- [OBJECTIVE] Images are not part of the copy; write out the rest of the data exactly as given.
-- Start --
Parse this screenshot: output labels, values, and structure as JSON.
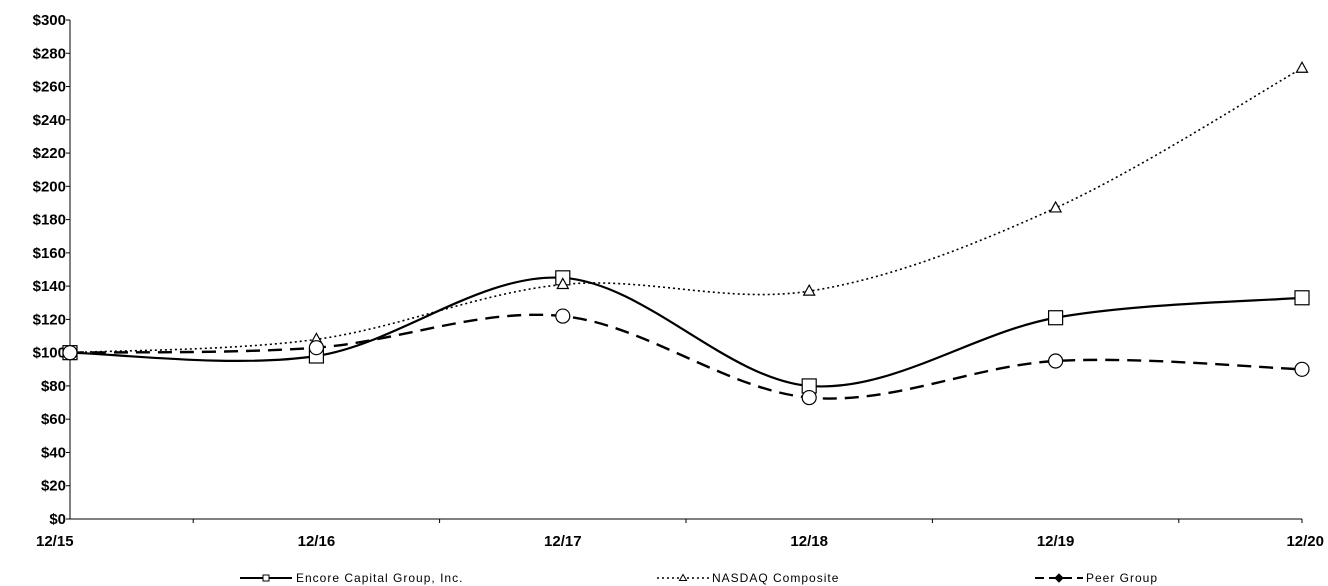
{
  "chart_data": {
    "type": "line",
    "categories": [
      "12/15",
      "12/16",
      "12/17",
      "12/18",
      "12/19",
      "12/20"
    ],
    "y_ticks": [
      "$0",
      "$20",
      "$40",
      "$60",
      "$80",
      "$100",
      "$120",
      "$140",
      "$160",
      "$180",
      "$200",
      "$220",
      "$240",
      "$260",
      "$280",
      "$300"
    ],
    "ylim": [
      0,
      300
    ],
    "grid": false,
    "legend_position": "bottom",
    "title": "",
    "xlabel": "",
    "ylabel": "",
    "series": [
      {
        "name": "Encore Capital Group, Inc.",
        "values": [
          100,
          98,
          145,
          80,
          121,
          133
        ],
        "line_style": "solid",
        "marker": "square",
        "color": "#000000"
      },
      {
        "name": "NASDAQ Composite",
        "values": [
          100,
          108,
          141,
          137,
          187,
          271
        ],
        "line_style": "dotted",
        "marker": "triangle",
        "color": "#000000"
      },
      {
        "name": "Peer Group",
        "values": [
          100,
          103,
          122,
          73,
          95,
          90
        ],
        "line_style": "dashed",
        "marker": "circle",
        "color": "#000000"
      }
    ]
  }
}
-- End --
- [SOLUTION FOR THIS TASK]
Parse this screenshot: output labels, values, and structure as JSON.
{
  "chart_data": {
    "type": "line",
    "categories": [
      "12/15",
      "12/16",
      "12/17",
      "12/18",
      "12/19",
      "12/20"
    ],
    "y_ticks": [
      "$0",
      "$20",
      "$40",
      "$60",
      "$80",
      "$100",
      "$120",
      "$140",
      "$160",
      "$180",
      "$200",
      "$220",
      "$240",
      "$260",
      "$280",
      "$300"
    ],
    "ylim": [
      0,
      300
    ],
    "grid": false,
    "legend_position": "bottom",
    "title": "",
    "xlabel": "",
    "ylabel": "",
    "series": [
      {
        "name": "Encore Capital Group, Inc.",
        "values": [
          100,
          98,
          145,
          80,
          121,
          133
        ],
        "line_style": "solid",
        "marker": "square",
        "color": "#000000"
      },
      {
        "name": "NASDAQ Composite",
        "values": [
          100,
          108,
          141,
          137,
          187,
          271
        ],
        "line_style": "dotted",
        "marker": "triangle",
        "color": "#000000"
      },
      {
        "name": "Peer Group",
        "values": [
          100,
          103,
          122,
          73,
          95,
          90
        ],
        "line_style": "dashed",
        "marker": "circle",
        "color": "#000000"
      }
    ]
  }
}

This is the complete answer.